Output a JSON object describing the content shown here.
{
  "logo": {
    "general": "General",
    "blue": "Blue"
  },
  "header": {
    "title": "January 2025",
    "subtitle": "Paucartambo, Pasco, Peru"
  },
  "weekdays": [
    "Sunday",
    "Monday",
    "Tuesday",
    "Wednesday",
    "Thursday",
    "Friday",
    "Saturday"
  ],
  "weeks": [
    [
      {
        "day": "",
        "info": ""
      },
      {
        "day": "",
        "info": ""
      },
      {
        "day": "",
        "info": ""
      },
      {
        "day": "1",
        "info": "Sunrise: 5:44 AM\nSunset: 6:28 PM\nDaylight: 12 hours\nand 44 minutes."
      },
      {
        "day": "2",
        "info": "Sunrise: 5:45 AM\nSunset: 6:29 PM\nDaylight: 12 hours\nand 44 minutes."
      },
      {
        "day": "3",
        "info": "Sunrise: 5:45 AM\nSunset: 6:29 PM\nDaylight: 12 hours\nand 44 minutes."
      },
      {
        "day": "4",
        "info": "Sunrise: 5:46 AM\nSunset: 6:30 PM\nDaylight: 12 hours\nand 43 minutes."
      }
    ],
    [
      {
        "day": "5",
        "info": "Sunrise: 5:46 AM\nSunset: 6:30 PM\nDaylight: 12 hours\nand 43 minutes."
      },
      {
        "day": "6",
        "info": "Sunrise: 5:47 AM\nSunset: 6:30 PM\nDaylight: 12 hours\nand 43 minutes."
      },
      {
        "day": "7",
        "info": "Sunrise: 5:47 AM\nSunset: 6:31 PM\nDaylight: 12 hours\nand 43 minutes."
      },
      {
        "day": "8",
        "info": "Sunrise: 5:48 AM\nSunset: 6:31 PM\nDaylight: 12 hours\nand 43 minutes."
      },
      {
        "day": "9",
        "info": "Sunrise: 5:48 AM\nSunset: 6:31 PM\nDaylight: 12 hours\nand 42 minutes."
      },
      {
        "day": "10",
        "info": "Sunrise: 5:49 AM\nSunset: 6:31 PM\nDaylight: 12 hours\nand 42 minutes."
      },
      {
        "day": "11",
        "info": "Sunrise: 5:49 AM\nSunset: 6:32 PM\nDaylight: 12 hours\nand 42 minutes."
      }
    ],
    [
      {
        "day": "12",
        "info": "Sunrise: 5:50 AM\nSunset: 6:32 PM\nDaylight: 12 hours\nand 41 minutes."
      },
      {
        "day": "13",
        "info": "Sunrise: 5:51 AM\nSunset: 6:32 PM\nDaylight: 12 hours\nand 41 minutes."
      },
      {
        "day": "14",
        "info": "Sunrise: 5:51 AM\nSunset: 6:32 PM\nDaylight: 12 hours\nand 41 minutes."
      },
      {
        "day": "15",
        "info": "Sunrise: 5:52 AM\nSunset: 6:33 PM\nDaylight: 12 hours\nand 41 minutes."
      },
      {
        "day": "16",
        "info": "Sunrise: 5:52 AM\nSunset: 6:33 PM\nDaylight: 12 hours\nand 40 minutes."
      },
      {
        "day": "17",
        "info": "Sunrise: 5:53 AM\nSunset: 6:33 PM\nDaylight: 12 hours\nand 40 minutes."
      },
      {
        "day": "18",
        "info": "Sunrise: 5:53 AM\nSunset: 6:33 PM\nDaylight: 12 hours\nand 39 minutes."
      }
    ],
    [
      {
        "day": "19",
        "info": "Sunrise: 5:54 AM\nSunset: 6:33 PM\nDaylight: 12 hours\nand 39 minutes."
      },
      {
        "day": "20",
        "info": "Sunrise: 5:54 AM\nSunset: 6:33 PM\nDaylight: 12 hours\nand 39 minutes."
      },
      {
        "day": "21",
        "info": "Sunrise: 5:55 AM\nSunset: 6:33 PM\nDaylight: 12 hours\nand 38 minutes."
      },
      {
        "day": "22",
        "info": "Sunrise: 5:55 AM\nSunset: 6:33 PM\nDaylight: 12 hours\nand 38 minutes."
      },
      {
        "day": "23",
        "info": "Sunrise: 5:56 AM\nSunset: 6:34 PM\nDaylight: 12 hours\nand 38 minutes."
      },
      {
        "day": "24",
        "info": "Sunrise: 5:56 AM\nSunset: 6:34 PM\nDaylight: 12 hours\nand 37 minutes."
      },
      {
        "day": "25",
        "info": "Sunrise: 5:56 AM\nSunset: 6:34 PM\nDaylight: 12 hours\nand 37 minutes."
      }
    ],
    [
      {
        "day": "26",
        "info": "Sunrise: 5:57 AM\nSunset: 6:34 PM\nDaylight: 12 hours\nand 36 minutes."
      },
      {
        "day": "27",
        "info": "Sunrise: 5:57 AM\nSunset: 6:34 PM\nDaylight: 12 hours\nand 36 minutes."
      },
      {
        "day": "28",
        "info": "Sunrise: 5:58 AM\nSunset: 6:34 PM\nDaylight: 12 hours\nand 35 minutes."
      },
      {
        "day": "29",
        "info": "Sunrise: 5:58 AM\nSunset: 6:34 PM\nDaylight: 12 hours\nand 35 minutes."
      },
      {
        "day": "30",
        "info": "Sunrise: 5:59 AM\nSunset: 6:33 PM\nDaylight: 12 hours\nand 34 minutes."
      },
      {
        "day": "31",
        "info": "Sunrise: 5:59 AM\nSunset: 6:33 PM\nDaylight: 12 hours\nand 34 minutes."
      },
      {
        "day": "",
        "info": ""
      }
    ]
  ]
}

- - -

SHORT EXERCISE: Extract all of the data exactly as written.

OUTPUT OF THE EXERCISE:
Output a JSON object describing the content shown here.
{
  "logo": {
    "general": "General",
    "blue": "Blue"
  },
  "header": {
    "title": "January 2025",
    "subtitle": "Paucartambo, Pasco, Peru"
  },
  "weekdays": [
    "Sunday",
    "Monday",
    "Tuesday",
    "Wednesday",
    "Thursday",
    "Friday",
    "Saturday"
  ],
  "weeks": [
    [
      {
        "day": "",
        "info": ""
      },
      {
        "day": "",
        "info": ""
      },
      {
        "day": "",
        "info": ""
      },
      {
        "day": "1",
        "info": "Sunrise: 5:44 AM\nSunset: 6:28 PM\nDaylight: 12 hours\nand 44 minutes."
      },
      {
        "day": "2",
        "info": "Sunrise: 5:45 AM\nSunset: 6:29 PM\nDaylight: 12 hours\nand 44 minutes."
      },
      {
        "day": "3",
        "info": "Sunrise: 5:45 AM\nSunset: 6:29 PM\nDaylight: 12 hours\nand 44 minutes."
      },
      {
        "day": "4",
        "info": "Sunrise: 5:46 AM\nSunset: 6:30 PM\nDaylight: 12 hours\nand 43 minutes."
      }
    ],
    [
      {
        "day": "5",
        "info": "Sunrise: 5:46 AM\nSunset: 6:30 PM\nDaylight: 12 hours\nand 43 minutes."
      },
      {
        "day": "6",
        "info": "Sunrise: 5:47 AM\nSunset: 6:30 PM\nDaylight: 12 hours\nand 43 minutes."
      },
      {
        "day": "7",
        "info": "Sunrise: 5:47 AM\nSunset: 6:31 PM\nDaylight: 12 hours\nand 43 minutes."
      },
      {
        "day": "8",
        "info": "Sunrise: 5:48 AM\nSunset: 6:31 PM\nDaylight: 12 hours\nand 43 minutes."
      },
      {
        "day": "9",
        "info": "Sunrise: 5:48 AM\nSunset: 6:31 PM\nDaylight: 12 hours\nand 42 minutes."
      },
      {
        "day": "10",
        "info": "Sunrise: 5:49 AM\nSunset: 6:31 PM\nDaylight: 12 hours\nand 42 minutes."
      },
      {
        "day": "11",
        "info": "Sunrise: 5:49 AM\nSunset: 6:32 PM\nDaylight: 12 hours\nand 42 minutes."
      }
    ],
    [
      {
        "day": "12",
        "info": "Sunrise: 5:50 AM\nSunset: 6:32 PM\nDaylight: 12 hours\nand 41 minutes."
      },
      {
        "day": "13",
        "info": "Sunrise: 5:51 AM\nSunset: 6:32 PM\nDaylight: 12 hours\nand 41 minutes."
      },
      {
        "day": "14",
        "info": "Sunrise: 5:51 AM\nSunset: 6:32 PM\nDaylight: 12 hours\nand 41 minutes."
      },
      {
        "day": "15",
        "info": "Sunrise: 5:52 AM\nSunset: 6:33 PM\nDaylight: 12 hours\nand 41 minutes."
      },
      {
        "day": "16",
        "info": "Sunrise: 5:52 AM\nSunset: 6:33 PM\nDaylight: 12 hours\nand 40 minutes."
      },
      {
        "day": "17",
        "info": "Sunrise: 5:53 AM\nSunset: 6:33 PM\nDaylight: 12 hours\nand 40 minutes."
      },
      {
        "day": "18",
        "info": "Sunrise: 5:53 AM\nSunset: 6:33 PM\nDaylight: 12 hours\nand 39 minutes."
      }
    ],
    [
      {
        "day": "19",
        "info": "Sunrise: 5:54 AM\nSunset: 6:33 PM\nDaylight: 12 hours\nand 39 minutes."
      },
      {
        "day": "20",
        "info": "Sunrise: 5:54 AM\nSunset: 6:33 PM\nDaylight: 12 hours\nand 39 minutes."
      },
      {
        "day": "21",
        "info": "Sunrise: 5:55 AM\nSunset: 6:33 PM\nDaylight: 12 hours\nand 38 minutes."
      },
      {
        "day": "22",
        "info": "Sunrise: 5:55 AM\nSunset: 6:33 PM\nDaylight: 12 hours\nand 38 minutes."
      },
      {
        "day": "23",
        "info": "Sunrise: 5:56 AM\nSunset: 6:34 PM\nDaylight: 12 hours\nand 38 minutes."
      },
      {
        "day": "24",
        "info": "Sunrise: 5:56 AM\nSunset: 6:34 PM\nDaylight: 12 hours\nand 37 minutes."
      },
      {
        "day": "25",
        "info": "Sunrise: 5:56 AM\nSunset: 6:34 PM\nDaylight: 12 hours\nand 37 minutes."
      }
    ],
    [
      {
        "day": "26",
        "info": "Sunrise: 5:57 AM\nSunset: 6:34 PM\nDaylight: 12 hours\nand 36 minutes."
      },
      {
        "day": "27",
        "info": "Sunrise: 5:57 AM\nSunset: 6:34 PM\nDaylight: 12 hours\nand 36 minutes."
      },
      {
        "day": "28",
        "info": "Sunrise: 5:58 AM\nSunset: 6:34 PM\nDaylight: 12 hours\nand 35 minutes."
      },
      {
        "day": "29",
        "info": "Sunrise: 5:58 AM\nSunset: 6:34 PM\nDaylight: 12 hours\nand 35 minutes."
      },
      {
        "day": "30",
        "info": "Sunrise: 5:59 AM\nSunset: 6:33 PM\nDaylight: 12 hours\nand 34 minutes."
      },
      {
        "day": "31",
        "info": "Sunrise: 5:59 AM\nSunset: 6:33 PM\nDaylight: 12 hours\nand 34 minutes."
      },
      {
        "day": "",
        "info": ""
      }
    ]
  ]
}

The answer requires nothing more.